Records from a collection:
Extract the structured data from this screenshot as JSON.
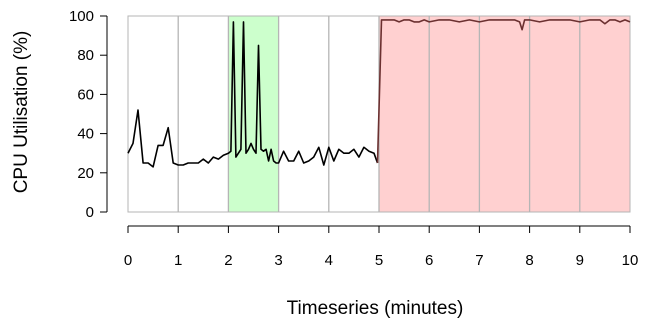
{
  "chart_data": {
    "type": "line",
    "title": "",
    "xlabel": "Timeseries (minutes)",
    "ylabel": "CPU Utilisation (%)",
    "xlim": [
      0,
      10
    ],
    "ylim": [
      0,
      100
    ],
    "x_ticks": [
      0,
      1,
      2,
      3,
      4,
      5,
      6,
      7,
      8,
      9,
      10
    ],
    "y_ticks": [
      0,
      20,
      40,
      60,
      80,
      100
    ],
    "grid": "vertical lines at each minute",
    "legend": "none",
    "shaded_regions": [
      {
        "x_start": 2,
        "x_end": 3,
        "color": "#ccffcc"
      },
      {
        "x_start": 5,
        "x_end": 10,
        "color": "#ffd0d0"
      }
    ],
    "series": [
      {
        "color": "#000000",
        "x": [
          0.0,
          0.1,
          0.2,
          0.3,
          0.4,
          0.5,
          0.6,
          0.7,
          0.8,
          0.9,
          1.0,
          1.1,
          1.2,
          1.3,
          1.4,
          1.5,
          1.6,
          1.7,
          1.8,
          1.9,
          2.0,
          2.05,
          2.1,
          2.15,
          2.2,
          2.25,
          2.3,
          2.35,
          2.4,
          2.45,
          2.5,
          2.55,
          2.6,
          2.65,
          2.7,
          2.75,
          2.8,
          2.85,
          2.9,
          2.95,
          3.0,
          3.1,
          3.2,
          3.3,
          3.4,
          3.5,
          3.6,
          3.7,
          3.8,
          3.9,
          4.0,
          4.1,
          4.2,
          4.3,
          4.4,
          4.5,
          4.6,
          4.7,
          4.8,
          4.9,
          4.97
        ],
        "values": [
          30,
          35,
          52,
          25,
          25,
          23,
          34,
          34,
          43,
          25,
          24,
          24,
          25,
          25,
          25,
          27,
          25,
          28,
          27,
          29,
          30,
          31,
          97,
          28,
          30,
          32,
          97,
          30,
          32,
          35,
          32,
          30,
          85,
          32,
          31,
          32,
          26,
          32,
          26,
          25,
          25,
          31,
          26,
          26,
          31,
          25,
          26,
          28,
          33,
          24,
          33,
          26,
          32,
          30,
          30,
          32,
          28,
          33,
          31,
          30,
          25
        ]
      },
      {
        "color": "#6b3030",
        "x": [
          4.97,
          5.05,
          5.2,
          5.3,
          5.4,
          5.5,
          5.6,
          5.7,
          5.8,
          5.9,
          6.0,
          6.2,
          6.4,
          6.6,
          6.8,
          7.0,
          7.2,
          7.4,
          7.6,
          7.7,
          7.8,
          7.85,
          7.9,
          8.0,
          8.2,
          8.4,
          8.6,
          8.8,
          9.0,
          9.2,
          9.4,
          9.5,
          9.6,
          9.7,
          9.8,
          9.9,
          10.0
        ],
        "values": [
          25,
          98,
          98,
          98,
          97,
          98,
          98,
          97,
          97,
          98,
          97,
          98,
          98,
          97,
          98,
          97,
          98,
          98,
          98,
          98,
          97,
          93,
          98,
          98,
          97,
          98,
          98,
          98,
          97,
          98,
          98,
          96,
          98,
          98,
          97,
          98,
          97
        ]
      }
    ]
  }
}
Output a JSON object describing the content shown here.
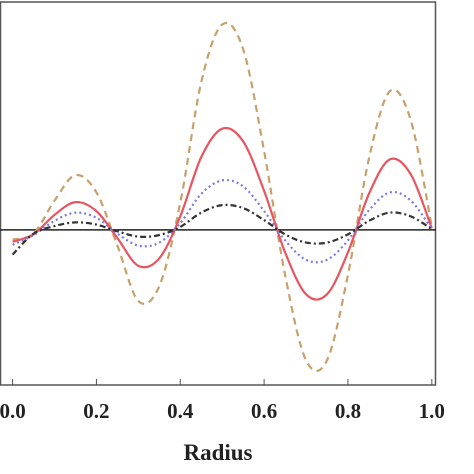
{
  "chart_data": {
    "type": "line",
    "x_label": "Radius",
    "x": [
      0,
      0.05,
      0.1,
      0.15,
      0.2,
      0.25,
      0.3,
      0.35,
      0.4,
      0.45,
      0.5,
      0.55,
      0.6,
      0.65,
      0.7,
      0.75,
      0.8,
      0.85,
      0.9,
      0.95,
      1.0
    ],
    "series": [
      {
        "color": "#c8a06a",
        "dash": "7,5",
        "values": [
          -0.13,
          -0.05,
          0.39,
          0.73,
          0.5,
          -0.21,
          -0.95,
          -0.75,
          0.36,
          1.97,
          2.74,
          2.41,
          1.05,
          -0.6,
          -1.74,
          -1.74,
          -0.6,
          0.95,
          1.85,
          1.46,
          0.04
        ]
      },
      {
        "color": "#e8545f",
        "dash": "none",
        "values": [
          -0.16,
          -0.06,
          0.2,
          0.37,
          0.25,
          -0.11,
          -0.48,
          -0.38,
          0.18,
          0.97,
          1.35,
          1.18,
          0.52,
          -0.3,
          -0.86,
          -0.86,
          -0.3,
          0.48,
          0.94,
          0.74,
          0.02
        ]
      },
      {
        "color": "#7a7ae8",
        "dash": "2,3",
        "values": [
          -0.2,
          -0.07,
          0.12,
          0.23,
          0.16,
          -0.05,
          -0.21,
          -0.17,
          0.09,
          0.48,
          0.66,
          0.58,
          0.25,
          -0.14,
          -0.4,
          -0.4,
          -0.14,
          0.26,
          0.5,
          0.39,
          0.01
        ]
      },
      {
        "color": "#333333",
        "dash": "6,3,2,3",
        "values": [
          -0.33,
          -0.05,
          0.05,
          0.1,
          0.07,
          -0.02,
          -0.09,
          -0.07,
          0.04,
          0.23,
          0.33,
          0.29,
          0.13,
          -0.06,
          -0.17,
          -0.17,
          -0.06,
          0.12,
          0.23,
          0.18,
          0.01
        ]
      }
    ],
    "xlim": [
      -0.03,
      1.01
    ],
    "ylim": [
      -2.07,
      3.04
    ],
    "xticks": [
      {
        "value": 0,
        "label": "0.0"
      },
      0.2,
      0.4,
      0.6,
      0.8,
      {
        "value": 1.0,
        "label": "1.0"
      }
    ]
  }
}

TASK OBJECTIVE » Each record above should be copied character for character, with pictures dropped.

RESPONSE TO THE EXERCISE »
Extract the structured data from this screenshot as JSON.
{
  "chart_data": {
    "type": "line",
    "title": "",
    "xlabel": "Timeseries (minutes)",
    "ylabel": "CPU Utilisation (%)",
    "xlim": [
      0,
      10
    ],
    "ylim": [
      0,
      100
    ],
    "x_ticks": [
      0,
      1,
      2,
      3,
      4,
      5,
      6,
      7,
      8,
      9,
      10
    ],
    "y_ticks": [
      0,
      20,
      40,
      60,
      80,
      100
    ],
    "grid": "vertical lines at each minute",
    "legend": "none",
    "shaded_regions": [
      {
        "x_start": 2,
        "x_end": 3,
        "color": "#ccffcc"
      },
      {
        "x_start": 5,
        "x_end": 10,
        "color": "#ffd0d0"
      }
    ],
    "series": [
      {
        "color": "#000000",
        "x": [
          0.0,
          0.1,
          0.2,
          0.3,
          0.4,
          0.5,
          0.6,
          0.7,
          0.8,
          0.9,
          1.0,
          1.1,
          1.2,
          1.3,
          1.4,
          1.5,
          1.6,
          1.7,
          1.8,
          1.9,
          2.0,
          2.05,
          2.1,
          2.15,
          2.2,
          2.25,
          2.3,
          2.35,
          2.4,
          2.45,
          2.5,
          2.55,
          2.6,
          2.65,
          2.7,
          2.75,
          2.8,
          2.85,
          2.9,
          2.95,
          3.0,
          3.1,
          3.2,
          3.3,
          3.4,
          3.5,
          3.6,
          3.7,
          3.8,
          3.9,
          4.0,
          4.1,
          4.2,
          4.3,
          4.4,
          4.5,
          4.6,
          4.7,
          4.8,
          4.9,
          4.97
        ],
        "values": [
          30,
          35,
          52,
          25,
          25,
          23,
          34,
          34,
          43,
          25,
          24,
          24,
          25,
          25,
          25,
          27,
          25,
          28,
          27,
          29,
          30,
          31,
          97,
          28,
          30,
          32,
          97,
          30,
          32,
          35,
          32,
          30,
          85,
          32,
          31,
          32,
          26,
          32,
          26,
          25,
          25,
          31,
          26,
          26,
          31,
          25,
          26,
          28,
          33,
          24,
          33,
          26,
          32,
          30,
          30,
          32,
          28,
          33,
          31,
          30,
          25
        ]
      },
      {
        "color": "#6b3030",
        "x": [
          4.97,
          5.05,
          5.2,
          5.3,
          5.4,
          5.5,
          5.6,
          5.7,
          5.8,
          5.9,
          6.0,
          6.2,
          6.4,
          6.6,
          6.8,
          7.0,
          7.2,
          7.4,
          7.6,
          7.7,
          7.8,
          7.85,
          7.9,
          8.0,
          8.2,
          8.4,
          8.6,
          8.8,
          9.0,
          9.2,
          9.4,
          9.5,
          9.6,
          9.7,
          9.8,
          9.9,
          10.0
        ],
        "values": [
          25,
          98,
          98,
          98,
          97,
          98,
          98,
          97,
          97,
          98,
          97,
          98,
          98,
          97,
          98,
          97,
          98,
          98,
          98,
          98,
          97,
          93,
          98,
          98,
          97,
          98,
          98,
          98,
          97,
          98,
          98,
          96,
          98,
          98,
          97,
          98,
          97
        ]
      }
    ]
  }
}
Output a JSON object describing the content shown here.
{
  "chart_data": {
    "type": "line",
    "x_label": "Radius",
    "x": [
      0,
      0.05,
      0.1,
      0.15,
      0.2,
      0.25,
      0.3,
      0.35,
      0.4,
      0.45,
      0.5,
      0.55,
      0.6,
      0.65,
      0.7,
      0.75,
      0.8,
      0.85,
      0.9,
      0.95,
      1.0
    ],
    "series": [
      {
        "color": "#c8a06a",
        "dash": "7,5",
        "values": [
          -0.13,
          -0.05,
          0.39,
          0.73,
          0.5,
          -0.21,
          -0.95,
          -0.75,
          0.36,
          1.97,
          2.74,
          2.41,
          1.05,
          -0.6,
          -1.74,
          -1.74,
          -0.6,
          0.95,
          1.85,
          1.46,
          0.04
        ]
      },
      {
        "color": "#e8545f",
        "dash": "none",
        "values": [
          -0.16,
          -0.06,
          0.2,
          0.37,
          0.25,
          -0.11,
          -0.48,
          -0.38,
          0.18,
          0.97,
          1.35,
          1.18,
          0.52,
          -0.3,
          -0.86,
          -0.86,
          -0.3,
          0.48,
          0.94,
          0.74,
          0.02
        ]
      },
      {
        "color": "#7a7ae8",
        "dash": "2,3",
        "values": [
          -0.2,
          -0.07,
          0.12,
          0.23,
          0.16,
          -0.05,
          -0.21,
          -0.17,
          0.09,
          0.48,
          0.66,
          0.58,
          0.25,
          -0.14,
          -0.4,
          -0.4,
          -0.14,
          0.26,
          0.5,
          0.39,
          0.01
        ]
      },
      {
        "color": "#333333",
        "dash": "6,3,2,3",
        "values": [
          -0.33,
          -0.05,
          0.05,
          0.1,
          0.07,
          -0.02,
          -0.09,
          -0.07,
          0.04,
          0.23,
          0.33,
          0.29,
          0.13,
          -0.06,
          -0.17,
          -0.17,
          -0.06,
          0.12,
          0.23,
          0.18,
          0.01
        ]
      }
    ],
    "xlim": [
      -0.03,
      1.01
    ],
    "ylim": [
      -2.07,
      3.04
    ],
    "xticks": [
      {
        "value": 0,
        "label": "0.0"
      },
      0.2,
      0.4,
      0.6,
      0.8,
      {
        "value": 1.0,
        "label": "1.0"
      }
    ]
  }
}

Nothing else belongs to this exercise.